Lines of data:
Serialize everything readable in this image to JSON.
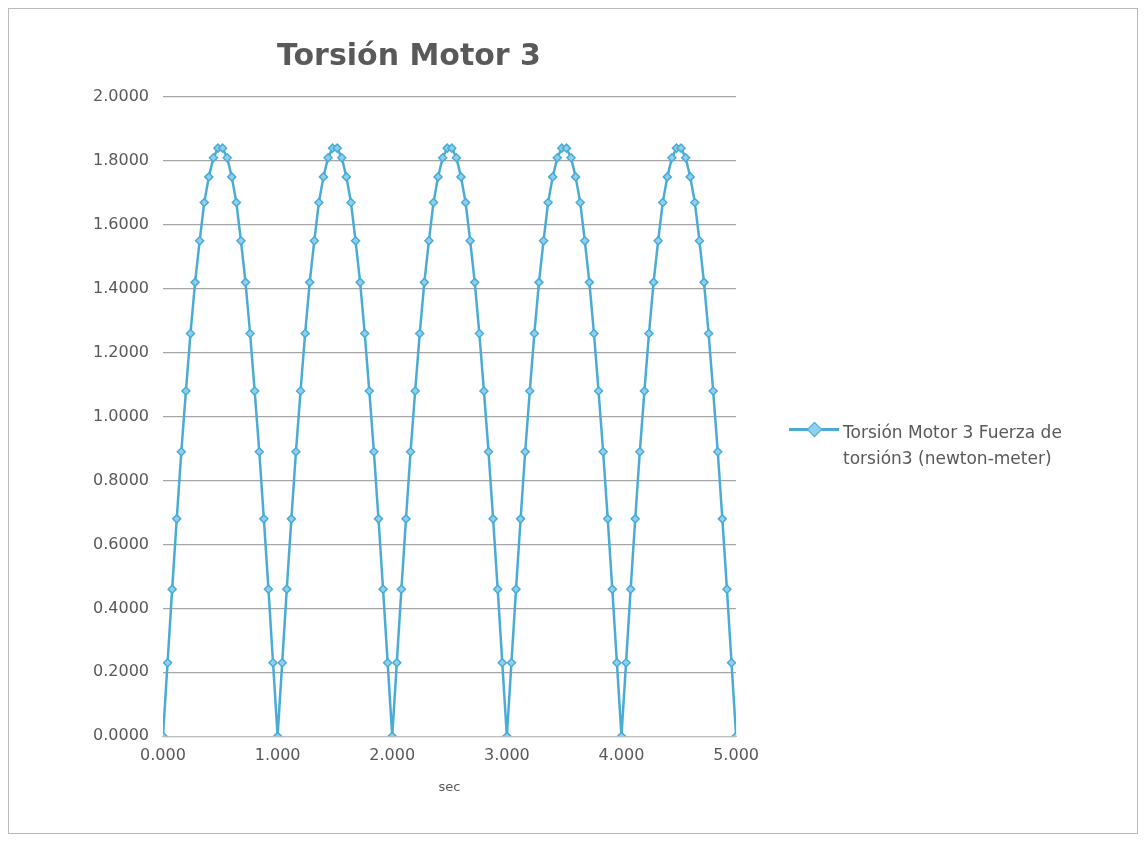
{
  "chart_data": {
    "type": "line",
    "title": "Torsión Motor 3",
    "xlabel": "sec",
    "x": [
      0,
      0.04,
      0.08,
      0.12,
      0.16,
      0.2,
      0.24,
      0.28,
      0.32,
      0.36,
      0.4,
      0.44,
      0.48,
      0.52,
      0.56,
      0.6,
      0.64,
      0.68,
      0.72,
      0.76,
      0.8,
      0.84,
      0.88,
      0.92,
      0.96,
      1,
      1.04,
      1.08,
      1.12,
      1.16,
      1.2,
      1.24,
      1.28,
      1.32,
      1.36,
      1.4,
      1.44,
      1.48,
      1.52,
      1.56,
      1.6,
      1.64,
      1.68,
      1.72,
      1.76,
      1.8,
      1.84,
      1.88,
      1.92,
      1.96,
      2,
      2.04,
      2.08,
      2.12,
      2.16,
      2.2,
      2.24,
      2.28,
      2.32,
      2.36,
      2.4,
      2.44,
      2.48,
      2.52,
      2.56,
      2.6,
      2.64,
      2.68,
      2.72,
      2.76,
      2.8,
      2.84,
      2.88,
      2.92,
      2.96,
      3,
      3.04,
      3.08,
      3.12,
      3.16,
      3.2,
      3.24,
      3.28,
      3.32,
      3.36,
      3.4,
      3.44,
      3.48,
      3.52,
      3.56,
      3.6,
      3.64,
      3.68,
      3.72,
      3.76,
      3.8,
      3.84,
      3.88,
      3.92,
      3.96,
      4,
      4.04,
      4.08,
      4.12,
      4.16,
      4.2,
      4.24,
      4.28,
      4.32,
      4.36,
      4.4,
      4.44,
      4.48,
      4.52,
      4.56,
      4.6,
      4.64,
      4.68,
      4.72,
      4.76,
      4.8,
      4.84,
      4.88,
      4.92,
      4.96,
      5
    ],
    "series": [
      {
        "name": "Torsión Motor 3  Fuerza de torsión3 (newton-meter)",
        "color": "#4aacd6",
        "values": [
          0,
          0.23,
          0.46,
          0.68,
          0.89,
          1.08,
          1.26,
          1.42,
          1.55,
          1.67,
          1.75,
          1.81,
          1.84,
          1.84,
          1.81,
          1.75,
          1.67,
          1.55,
          1.42,
          1.26,
          1.08,
          0.89,
          0.68,
          0.46,
          0.23,
          0,
          0.23,
          0.46,
          0.68,
          0.89,
          1.08,
          1.26,
          1.42,
          1.55,
          1.67,
          1.75,
          1.81,
          1.84,
          1.84,
          1.81,
          1.75,
          1.67,
          1.55,
          1.42,
          1.26,
          1.08,
          0.89,
          0.68,
          0.46,
          0.23,
          0,
          0.23,
          0.46,
          0.68,
          0.89,
          1.08,
          1.26,
          1.42,
          1.55,
          1.67,
          1.75,
          1.81,
          1.84,
          1.84,
          1.81,
          1.75,
          1.67,
          1.55,
          1.42,
          1.26,
          1.08,
          0.89,
          0.68,
          0.46,
          0.23,
          0,
          0.23,
          0.46,
          0.68,
          0.89,
          1.08,
          1.26,
          1.42,
          1.55,
          1.67,
          1.75,
          1.81,
          1.84,
          1.84,
          1.81,
          1.75,
          1.67,
          1.55,
          1.42,
          1.26,
          1.08,
          0.89,
          0.68,
          0.46,
          0.23,
          0,
          0.23,
          0.46,
          0.68,
          0.89,
          1.08,
          1.26,
          1.42,
          1.55,
          1.67,
          1.75,
          1.81,
          1.84,
          1.84,
          1.81,
          1.75,
          1.67,
          1.55,
          1.42,
          1.26,
          1.08,
          0.89,
          0.68,
          0.46,
          0.23,
          0
        ]
      }
    ],
    "xlim": [
      0,
      5
    ],
    "xticks": [
      {
        "value": 0,
        "label": "0.000"
      },
      {
        "value": 1,
        "label": "1.000"
      },
      {
        "value": 2,
        "label": "2.000"
      },
      {
        "value": 3,
        "label": "3.000"
      },
      {
        "value": 4,
        "label": "4.000"
      },
      {
        "value": 5,
        "label": "5.000"
      }
    ],
    "ylim": [
      0,
      2
    ],
    "yticks": [
      {
        "value": 0,
        "label": "0.0000"
      },
      {
        "value": 0.2,
        "label": "0.2000"
      },
      {
        "value": 0.4,
        "label": "0.4000"
      },
      {
        "value": 0.6,
        "label": "0.6000"
      },
      {
        "value": 0.8,
        "label": "0.8000"
      },
      {
        "value": 1,
        "label": "1.0000"
      },
      {
        "value": 1.2,
        "label": "1.2000"
      },
      {
        "value": 1.4,
        "label": "1.4000"
      },
      {
        "value": 1.6,
        "label": "1.6000"
      },
      {
        "value": 1.8,
        "label": "1.8000"
      },
      {
        "value": 2,
        "label": "2.0000"
      }
    ],
    "grid": "y",
    "legend": "right",
    "marker": "diamond",
    "line_style": "solid"
  }
}
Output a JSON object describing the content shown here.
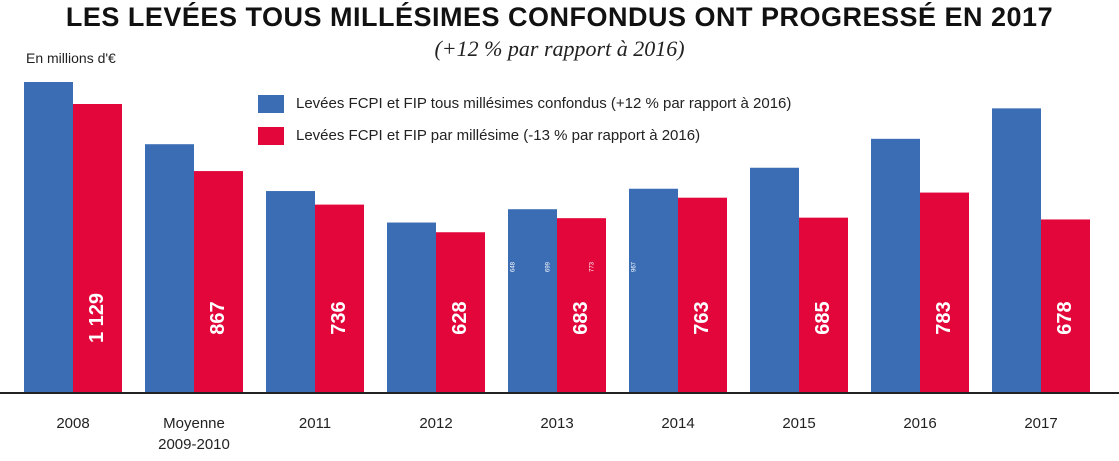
{
  "chart_data": {
    "type": "bar",
    "title": "LES LEVÉES TOUS MILLÉSIMES CONFONDUS ONT PROGRESSÉ EN 2017",
    "subtitle": "(+12 % par rapport à 2016)",
    "unit_label": "En millions d'€",
    "categories": [
      "2008",
      "Moyenne\n2009-2010",
      "2011",
      "2012",
      "2013",
      "2014",
      "2015",
      "2016",
      "2017"
    ],
    "series": [
      {
        "name": "Levées FCPI et FIP tous millésimes confondus (+12 % par rapport à 2016)",
        "color": "#3b6db5",
        "values": [
          1215,
          972,
          789,
          666,
          718,
          798,
          880,
          993,
          1112
        ]
      },
      {
        "name": "Levées FCPI et FIP par millésime (-13 % par rapport à 2016)",
        "color": "#e2063b",
        "values": [
          1129,
          867,
          736,
          628,
          683,
          763,
          685,
          783,
          678
        ],
        "labels": [
          "1 129",
          "867",
          "736",
          "628",
          "683",
          "763",
          "685",
          "783",
          "678"
        ]
      }
    ],
    "small_annotations": [
      {
        "category_index": 4,
        "series_index": 0,
        "text": "648"
      },
      {
        "category_index": 4,
        "series_index": 0,
        "text": "699",
        "offset": 1
      },
      {
        "category_index": 4,
        "series_index": 1,
        "text": "773"
      },
      {
        "category_index": 5,
        "series_index": 0,
        "text": "967"
      }
    ],
    "legend_position": "top-center",
    "ylim": [
      0,
      1215
    ],
    "grid": false
  }
}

__TASK DESCRIPTION__:
Transcribe every entry word for word, but omit the pictures.

__RESULT__:
Serialize everything readable in this image to JSON.
{
  "chart_data": {
    "type": "line",
    "title": "Torsión Motor 3",
    "xlabel": "sec",
    "x": [
      0,
      0.04,
      0.08,
      0.12,
      0.16,
      0.2,
      0.24,
      0.28,
      0.32,
      0.36,
      0.4,
      0.44,
      0.48,
      0.52,
      0.56,
      0.6,
      0.64,
      0.68,
      0.72,
      0.76,
      0.8,
      0.84,
      0.88,
      0.92,
      0.96,
      1,
      1.04,
      1.08,
      1.12,
      1.16,
      1.2,
      1.24,
      1.28,
      1.32,
      1.36,
      1.4,
      1.44,
      1.48,
      1.52,
      1.56,
      1.6,
      1.64,
      1.68,
      1.72,
      1.76,
      1.8,
      1.84,
      1.88,
      1.92,
      1.96,
      2,
      2.04,
      2.08,
      2.12,
      2.16,
      2.2,
      2.24,
      2.28,
      2.32,
      2.36,
      2.4,
      2.44,
      2.48,
      2.52,
      2.56,
      2.6,
      2.64,
      2.68,
      2.72,
      2.76,
      2.8,
      2.84,
      2.88,
      2.92,
      2.96,
      3,
      3.04,
      3.08,
      3.12,
      3.16,
      3.2,
      3.24,
      3.28,
      3.32,
      3.36,
      3.4,
      3.44,
      3.48,
      3.52,
      3.56,
      3.6,
      3.64,
      3.68,
      3.72,
      3.76,
      3.8,
      3.84,
      3.88,
      3.92,
      3.96,
      4,
      4.04,
      4.08,
      4.12,
      4.16,
      4.2,
      4.24,
      4.28,
      4.32,
      4.36,
      4.4,
      4.44,
      4.48,
      4.52,
      4.56,
      4.6,
      4.64,
      4.68,
      4.72,
      4.76,
      4.8,
      4.84,
      4.88,
      4.92,
      4.96,
      5
    ],
    "series": [
      {
        "name": "Torsión Motor 3  Fuerza de torsión3 (newton-meter)",
        "color": "#4aacd6",
        "values": [
          0,
          0.23,
          0.46,
          0.68,
          0.89,
          1.08,
          1.26,
          1.42,
          1.55,
          1.67,
          1.75,
          1.81,
          1.84,
          1.84,
          1.81,
          1.75,
          1.67,
          1.55,
          1.42,
          1.26,
          1.08,
          0.89,
          0.68,
          0.46,
          0.23,
          0,
          0.23,
          0.46,
          0.68,
          0.89,
          1.08,
          1.26,
          1.42,
          1.55,
          1.67,
          1.75,
          1.81,
          1.84,
          1.84,
          1.81,
          1.75,
          1.67,
          1.55,
          1.42,
          1.26,
          1.08,
          0.89,
          0.68,
          0.46,
          0.23,
          0,
          0.23,
          0.46,
          0.68,
          0.89,
          1.08,
          1.26,
          1.42,
          1.55,
          1.67,
          1.75,
          1.81,
          1.84,
          1.84,
          1.81,
          1.75,
          1.67,
          1.55,
          1.42,
          1.26,
          1.08,
          0.89,
          0.68,
          0.46,
          0.23,
          0,
          0.23,
          0.46,
          0.68,
          0.89,
          1.08,
          1.26,
          1.42,
          1.55,
          1.67,
          1.75,
          1.81,
          1.84,
          1.84,
          1.81,
          1.75,
          1.67,
          1.55,
          1.42,
          1.26,
          1.08,
          0.89,
          0.68,
          0.46,
          0.23,
          0,
          0.23,
          0.46,
          0.68,
          0.89,
          1.08,
          1.26,
          1.42,
          1.55,
          1.67,
          1.75,
          1.81,
          1.84,
          1.84,
          1.81,
          1.75,
          1.67,
          1.55,
          1.42,
          1.26,
          1.08,
          0.89,
          0.68,
          0.46,
          0.23,
          0
        ]
      }
    ],
    "xlim": [
      0,
      5
    ],
    "xticks": [
      {
        "value": 0,
        "label": "0.000"
      },
      {
        "value": 1,
        "label": "1.000"
      },
      {
        "value": 2,
        "label": "2.000"
      },
      {
        "value": 3,
        "label": "3.000"
      },
      {
        "value": 4,
        "label": "4.000"
      },
      {
        "value": 5,
        "label": "5.000"
      }
    ],
    "ylim": [
      0,
      2
    ],
    "yticks": [
      {
        "value": 0,
        "label": "0.0000"
      },
      {
        "value": 0.2,
        "label": "0.2000"
      },
      {
        "value": 0.4,
        "label": "0.4000"
      },
      {
        "value": 0.6,
        "label": "0.6000"
      },
      {
        "value": 0.8,
        "label": "0.8000"
      },
      {
        "value": 1,
        "label": "1.0000"
      },
      {
        "value": 1.2,
        "label": "1.2000"
      },
      {
        "value": 1.4,
        "label": "1.4000"
      },
      {
        "value": 1.6,
        "label": "1.6000"
      },
      {
        "value": 1.8,
        "label": "1.8000"
      },
      {
        "value": 2,
        "label": "2.0000"
      }
    ],
    "grid": "y",
    "legend": "right",
    "marker": "diamond",
    "line_style": "solid"
  }
}
Output a JSON object describing the content shown here.
{
  "chart_data": {
    "type": "bar",
    "title": "LES LEVÉES TOUS MILLÉSIMES CONFONDUS ONT PROGRESSÉ EN 2017",
    "subtitle": "(+12 % par rapport à 2016)",
    "unit_label": "En millions d'€",
    "categories": [
      "2008",
      "Moyenne\n2009-2010",
      "2011",
      "2012",
      "2013",
      "2014",
      "2015",
      "2016",
      "2017"
    ],
    "series": [
      {
        "name": "Levées FCPI et FIP tous millésimes confondus (+12 % par rapport à 2016)",
        "color": "#3b6db5",
        "values": [
          1215,
          972,
          789,
          666,
          718,
          798,
          880,
          993,
          1112
        ]
      },
      {
        "name": "Levées FCPI et FIP par millésime (-13 % par rapport à 2016)",
        "color": "#e2063b",
        "values": [
          1129,
          867,
          736,
          628,
          683,
          763,
          685,
          783,
          678
        ],
        "labels": [
          "1 129",
          "867",
          "736",
          "628",
          "683",
          "763",
          "685",
          "783",
          "678"
        ]
      }
    ],
    "small_annotations": [
      {
        "category_index": 4,
        "series_index": 0,
        "text": "648"
      },
      {
        "category_index": 4,
        "series_index": 0,
        "text": "699",
        "offset": 1
      },
      {
        "category_index": 4,
        "series_index": 1,
        "text": "773"
      },
      {
        "category_index": 5,
        "series_index": 0,
        "text": "967"
      }
    ],
    "legend_position": "top-center",
    "ylim": [
      0,
      1215
    ],
    "grid": false
  }
}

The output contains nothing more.